[YOUR TASK] Check each line of the material below for "未计划工作项", then copy the ones that contain it.

* BEGIN *

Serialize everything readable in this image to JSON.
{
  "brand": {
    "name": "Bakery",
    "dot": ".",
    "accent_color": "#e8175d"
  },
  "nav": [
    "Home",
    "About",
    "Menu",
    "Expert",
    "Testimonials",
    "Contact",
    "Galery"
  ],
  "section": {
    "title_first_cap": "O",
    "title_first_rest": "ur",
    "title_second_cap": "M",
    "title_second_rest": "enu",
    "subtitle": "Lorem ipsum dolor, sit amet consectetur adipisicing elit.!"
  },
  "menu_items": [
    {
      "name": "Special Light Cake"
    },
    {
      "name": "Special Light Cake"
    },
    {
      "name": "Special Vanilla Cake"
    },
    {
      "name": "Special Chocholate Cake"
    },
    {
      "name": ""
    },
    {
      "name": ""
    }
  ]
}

* END *
* BEGIN *

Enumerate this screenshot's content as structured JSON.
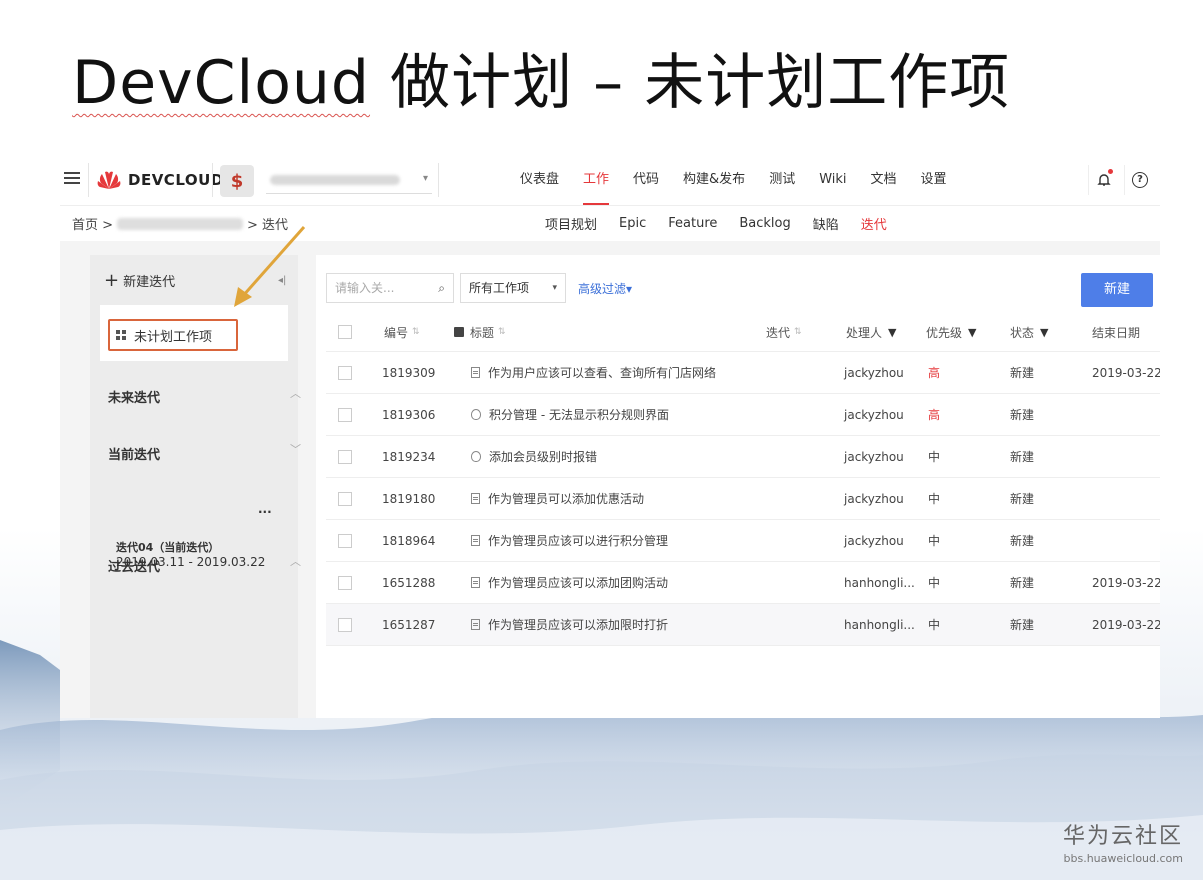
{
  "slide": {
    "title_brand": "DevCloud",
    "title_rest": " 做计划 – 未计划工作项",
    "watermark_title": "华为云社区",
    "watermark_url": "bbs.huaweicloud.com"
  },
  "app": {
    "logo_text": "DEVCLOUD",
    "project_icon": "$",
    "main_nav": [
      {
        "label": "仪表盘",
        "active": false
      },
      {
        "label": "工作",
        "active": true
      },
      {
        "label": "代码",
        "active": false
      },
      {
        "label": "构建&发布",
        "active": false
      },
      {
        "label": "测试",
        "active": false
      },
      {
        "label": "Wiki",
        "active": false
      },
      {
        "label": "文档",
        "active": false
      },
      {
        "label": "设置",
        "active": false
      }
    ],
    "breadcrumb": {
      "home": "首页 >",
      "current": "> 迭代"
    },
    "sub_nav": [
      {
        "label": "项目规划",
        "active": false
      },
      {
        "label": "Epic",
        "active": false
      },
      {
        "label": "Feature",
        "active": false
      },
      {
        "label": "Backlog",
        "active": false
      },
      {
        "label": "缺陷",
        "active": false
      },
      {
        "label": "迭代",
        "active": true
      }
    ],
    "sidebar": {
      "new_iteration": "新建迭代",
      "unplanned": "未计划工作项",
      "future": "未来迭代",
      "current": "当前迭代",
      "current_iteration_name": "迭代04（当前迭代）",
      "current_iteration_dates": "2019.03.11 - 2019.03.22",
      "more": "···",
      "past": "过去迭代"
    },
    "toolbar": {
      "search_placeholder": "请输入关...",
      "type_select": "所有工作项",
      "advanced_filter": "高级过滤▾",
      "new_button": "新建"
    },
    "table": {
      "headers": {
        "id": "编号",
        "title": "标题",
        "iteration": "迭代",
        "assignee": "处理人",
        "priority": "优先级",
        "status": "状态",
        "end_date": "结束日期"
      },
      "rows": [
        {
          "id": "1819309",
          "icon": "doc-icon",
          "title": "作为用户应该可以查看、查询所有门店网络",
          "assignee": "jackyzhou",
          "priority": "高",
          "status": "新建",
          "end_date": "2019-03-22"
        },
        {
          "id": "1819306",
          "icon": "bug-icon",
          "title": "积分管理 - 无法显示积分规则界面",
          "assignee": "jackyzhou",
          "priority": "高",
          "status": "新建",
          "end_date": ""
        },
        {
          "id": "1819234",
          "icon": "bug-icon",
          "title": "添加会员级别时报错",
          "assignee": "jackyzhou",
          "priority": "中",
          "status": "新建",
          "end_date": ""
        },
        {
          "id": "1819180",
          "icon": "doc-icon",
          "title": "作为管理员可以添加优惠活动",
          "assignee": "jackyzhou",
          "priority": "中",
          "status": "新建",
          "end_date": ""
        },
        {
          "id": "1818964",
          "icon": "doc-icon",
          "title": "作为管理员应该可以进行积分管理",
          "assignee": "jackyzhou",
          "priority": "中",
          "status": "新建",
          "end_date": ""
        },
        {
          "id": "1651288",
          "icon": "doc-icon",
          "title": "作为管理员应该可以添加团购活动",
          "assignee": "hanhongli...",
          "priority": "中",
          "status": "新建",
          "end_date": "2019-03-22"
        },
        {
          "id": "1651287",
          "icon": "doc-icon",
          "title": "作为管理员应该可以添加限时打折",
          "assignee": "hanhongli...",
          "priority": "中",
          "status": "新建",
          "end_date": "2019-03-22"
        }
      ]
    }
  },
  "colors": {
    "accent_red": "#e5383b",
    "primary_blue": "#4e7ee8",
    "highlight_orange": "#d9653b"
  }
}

* END *
* BEGIN *

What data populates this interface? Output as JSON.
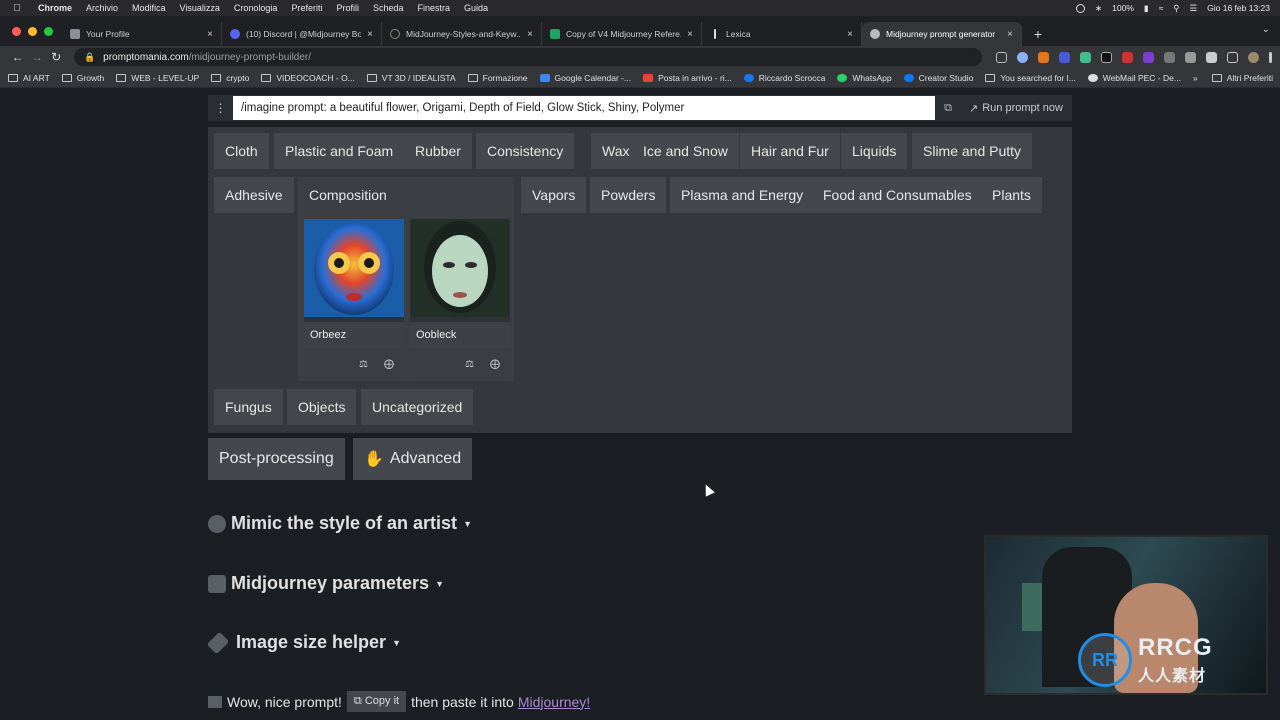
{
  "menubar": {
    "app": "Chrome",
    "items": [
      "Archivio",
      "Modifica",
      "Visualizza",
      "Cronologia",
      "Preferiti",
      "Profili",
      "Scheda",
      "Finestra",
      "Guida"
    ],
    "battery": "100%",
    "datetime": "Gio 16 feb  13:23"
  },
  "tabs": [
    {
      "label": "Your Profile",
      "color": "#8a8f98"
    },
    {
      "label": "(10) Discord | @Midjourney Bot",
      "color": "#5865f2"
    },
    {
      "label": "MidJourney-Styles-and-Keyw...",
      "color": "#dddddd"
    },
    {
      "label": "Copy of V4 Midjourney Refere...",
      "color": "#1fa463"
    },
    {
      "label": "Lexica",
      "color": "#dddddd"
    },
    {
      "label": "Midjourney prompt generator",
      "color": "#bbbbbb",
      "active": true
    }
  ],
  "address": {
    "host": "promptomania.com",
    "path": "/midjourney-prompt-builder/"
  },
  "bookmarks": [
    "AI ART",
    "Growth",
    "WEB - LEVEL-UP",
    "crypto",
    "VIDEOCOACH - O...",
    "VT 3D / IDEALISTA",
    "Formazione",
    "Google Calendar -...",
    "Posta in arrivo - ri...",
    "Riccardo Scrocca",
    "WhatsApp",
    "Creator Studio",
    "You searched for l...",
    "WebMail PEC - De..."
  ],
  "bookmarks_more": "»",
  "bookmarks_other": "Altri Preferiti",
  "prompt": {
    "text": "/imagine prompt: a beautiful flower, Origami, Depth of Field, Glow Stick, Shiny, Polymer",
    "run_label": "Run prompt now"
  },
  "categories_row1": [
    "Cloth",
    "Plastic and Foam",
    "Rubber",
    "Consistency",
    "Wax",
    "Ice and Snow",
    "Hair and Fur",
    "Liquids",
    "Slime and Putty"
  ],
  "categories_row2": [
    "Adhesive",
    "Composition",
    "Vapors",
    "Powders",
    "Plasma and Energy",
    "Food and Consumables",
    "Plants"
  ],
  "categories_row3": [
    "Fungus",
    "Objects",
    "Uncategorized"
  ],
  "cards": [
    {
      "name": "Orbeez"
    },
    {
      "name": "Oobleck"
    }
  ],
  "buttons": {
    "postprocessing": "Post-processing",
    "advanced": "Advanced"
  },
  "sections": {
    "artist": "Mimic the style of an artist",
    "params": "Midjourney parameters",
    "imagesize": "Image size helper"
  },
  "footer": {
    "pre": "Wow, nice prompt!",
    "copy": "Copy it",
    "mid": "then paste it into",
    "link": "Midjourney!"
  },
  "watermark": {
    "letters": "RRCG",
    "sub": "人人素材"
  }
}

* END *

[SOLUTION TO THIS PROBLEM]
    "title_rest": " 做计划 – 未计划工作项",
      "unplanned": "未计划工作项",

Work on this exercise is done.